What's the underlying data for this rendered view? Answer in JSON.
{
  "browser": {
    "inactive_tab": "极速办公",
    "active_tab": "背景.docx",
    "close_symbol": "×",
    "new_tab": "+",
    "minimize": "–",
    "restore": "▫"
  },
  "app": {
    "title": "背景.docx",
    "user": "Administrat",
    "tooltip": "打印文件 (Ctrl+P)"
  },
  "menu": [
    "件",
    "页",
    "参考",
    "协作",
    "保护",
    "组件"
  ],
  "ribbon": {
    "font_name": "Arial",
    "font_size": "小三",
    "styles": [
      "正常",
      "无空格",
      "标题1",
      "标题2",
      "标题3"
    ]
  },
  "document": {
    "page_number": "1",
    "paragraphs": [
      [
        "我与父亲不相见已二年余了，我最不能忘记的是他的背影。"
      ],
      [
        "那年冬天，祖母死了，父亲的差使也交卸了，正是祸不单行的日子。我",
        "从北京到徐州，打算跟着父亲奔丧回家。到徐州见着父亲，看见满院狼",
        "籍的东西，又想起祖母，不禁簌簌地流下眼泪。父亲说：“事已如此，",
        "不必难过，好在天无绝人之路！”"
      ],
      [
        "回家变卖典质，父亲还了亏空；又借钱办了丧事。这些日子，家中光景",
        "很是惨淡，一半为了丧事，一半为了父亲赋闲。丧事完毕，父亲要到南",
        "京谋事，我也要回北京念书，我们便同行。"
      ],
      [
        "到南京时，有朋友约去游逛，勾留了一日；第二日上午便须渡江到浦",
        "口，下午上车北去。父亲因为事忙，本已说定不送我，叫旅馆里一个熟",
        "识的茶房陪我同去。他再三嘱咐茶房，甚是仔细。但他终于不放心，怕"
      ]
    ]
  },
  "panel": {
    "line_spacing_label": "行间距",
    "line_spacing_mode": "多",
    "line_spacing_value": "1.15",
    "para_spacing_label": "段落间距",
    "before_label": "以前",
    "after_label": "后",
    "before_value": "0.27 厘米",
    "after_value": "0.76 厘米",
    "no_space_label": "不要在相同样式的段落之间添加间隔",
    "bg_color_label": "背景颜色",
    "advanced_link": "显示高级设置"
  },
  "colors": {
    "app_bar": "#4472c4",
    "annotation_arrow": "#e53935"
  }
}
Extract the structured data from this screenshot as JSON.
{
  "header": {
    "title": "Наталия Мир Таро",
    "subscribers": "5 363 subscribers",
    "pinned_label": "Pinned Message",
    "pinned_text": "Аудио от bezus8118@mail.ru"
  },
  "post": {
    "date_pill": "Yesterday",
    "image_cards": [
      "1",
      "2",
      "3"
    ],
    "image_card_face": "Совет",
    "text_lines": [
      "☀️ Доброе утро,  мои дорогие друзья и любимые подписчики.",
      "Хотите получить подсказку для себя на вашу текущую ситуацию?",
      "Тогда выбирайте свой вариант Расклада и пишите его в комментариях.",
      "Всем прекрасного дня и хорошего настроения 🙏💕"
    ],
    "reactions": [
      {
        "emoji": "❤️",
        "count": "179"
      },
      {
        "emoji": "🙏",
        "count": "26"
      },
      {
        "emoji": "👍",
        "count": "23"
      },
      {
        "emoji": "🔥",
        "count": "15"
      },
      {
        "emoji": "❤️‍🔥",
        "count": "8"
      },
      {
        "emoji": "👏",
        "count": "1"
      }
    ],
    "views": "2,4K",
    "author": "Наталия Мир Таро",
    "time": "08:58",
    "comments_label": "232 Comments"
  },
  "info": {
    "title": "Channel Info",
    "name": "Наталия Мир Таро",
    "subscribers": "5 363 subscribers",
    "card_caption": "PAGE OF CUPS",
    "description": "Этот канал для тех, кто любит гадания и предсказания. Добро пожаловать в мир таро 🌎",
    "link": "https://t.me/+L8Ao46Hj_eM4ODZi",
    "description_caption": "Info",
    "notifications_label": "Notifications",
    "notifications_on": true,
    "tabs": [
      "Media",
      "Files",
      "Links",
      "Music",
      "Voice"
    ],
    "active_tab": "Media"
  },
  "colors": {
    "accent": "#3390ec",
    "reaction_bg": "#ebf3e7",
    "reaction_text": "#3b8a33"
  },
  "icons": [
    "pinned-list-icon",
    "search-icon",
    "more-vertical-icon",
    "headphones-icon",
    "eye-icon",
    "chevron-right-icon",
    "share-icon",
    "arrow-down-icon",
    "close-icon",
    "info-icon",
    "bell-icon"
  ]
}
================
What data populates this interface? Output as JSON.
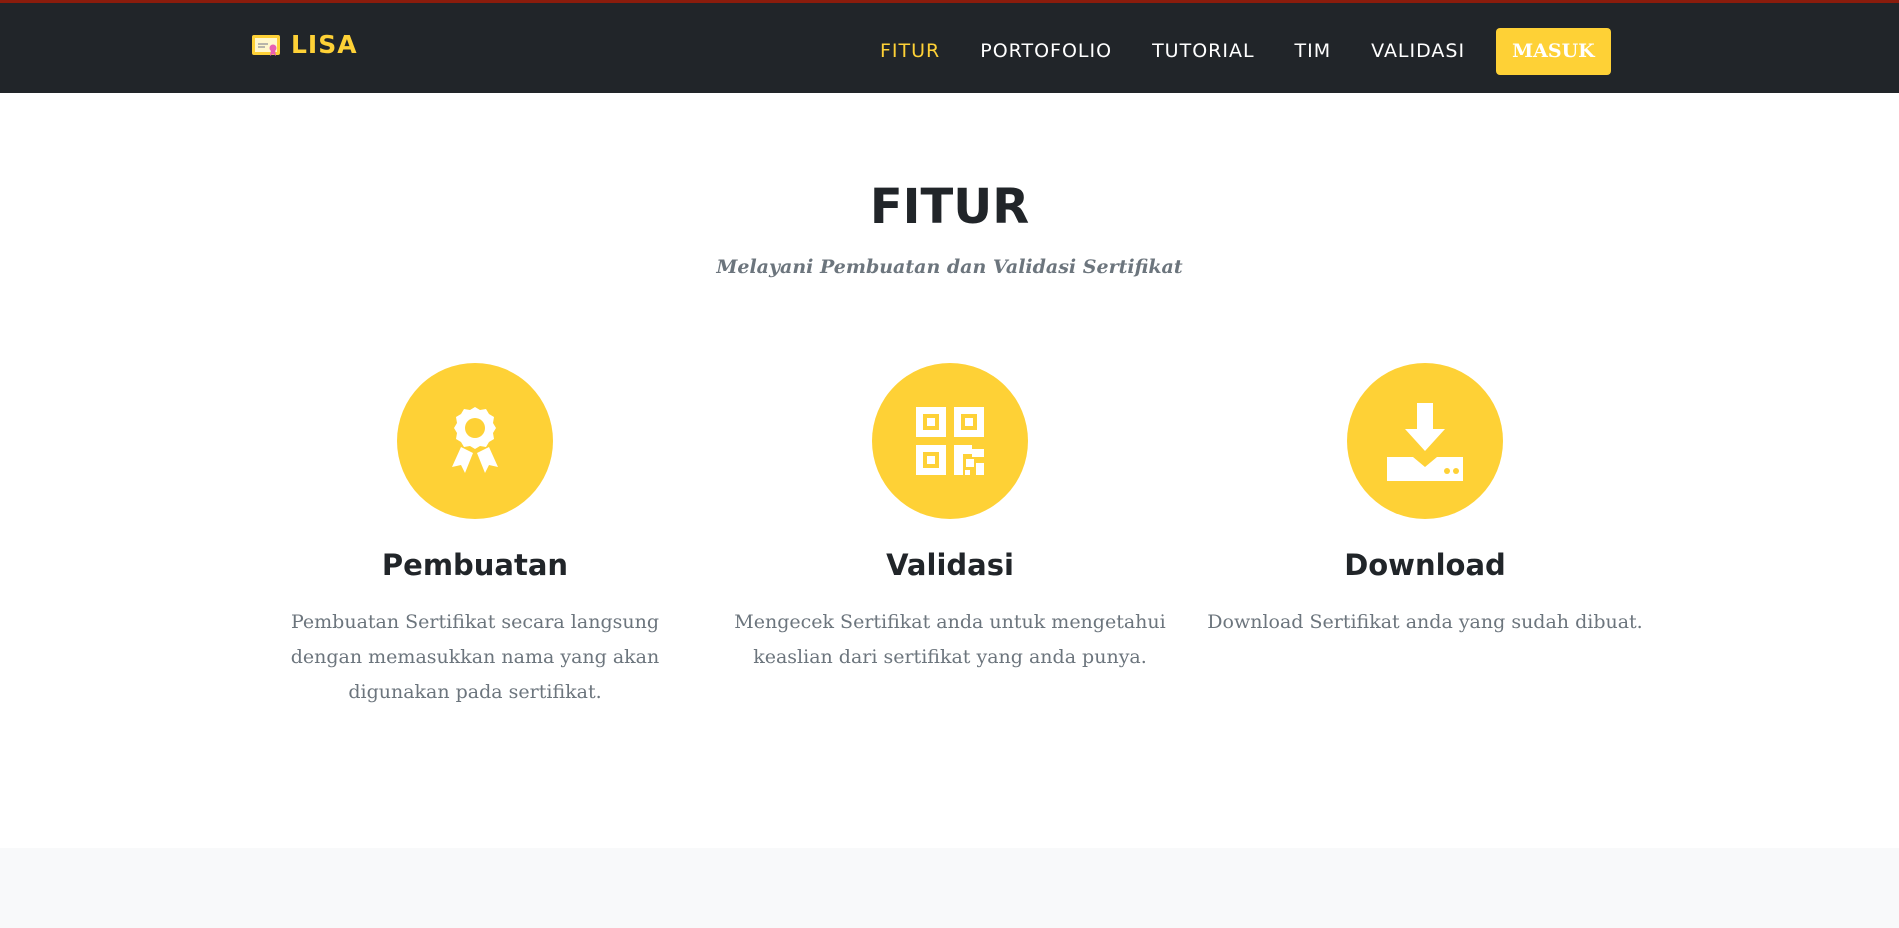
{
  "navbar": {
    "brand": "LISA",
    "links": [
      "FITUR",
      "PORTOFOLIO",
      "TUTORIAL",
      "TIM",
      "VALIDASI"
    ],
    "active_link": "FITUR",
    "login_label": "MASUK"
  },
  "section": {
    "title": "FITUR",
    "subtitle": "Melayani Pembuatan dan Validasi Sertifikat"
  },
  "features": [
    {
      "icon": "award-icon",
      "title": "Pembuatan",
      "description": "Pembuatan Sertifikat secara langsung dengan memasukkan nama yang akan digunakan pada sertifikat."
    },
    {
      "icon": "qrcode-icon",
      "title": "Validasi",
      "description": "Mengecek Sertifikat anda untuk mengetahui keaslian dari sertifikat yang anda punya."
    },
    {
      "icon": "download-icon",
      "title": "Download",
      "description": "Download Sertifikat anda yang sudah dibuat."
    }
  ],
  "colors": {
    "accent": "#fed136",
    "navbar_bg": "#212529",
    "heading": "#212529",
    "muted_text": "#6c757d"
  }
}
================
The answer should be a single number: the count of lines in the data that include the string "Pembuatan".

Solved exercise:
3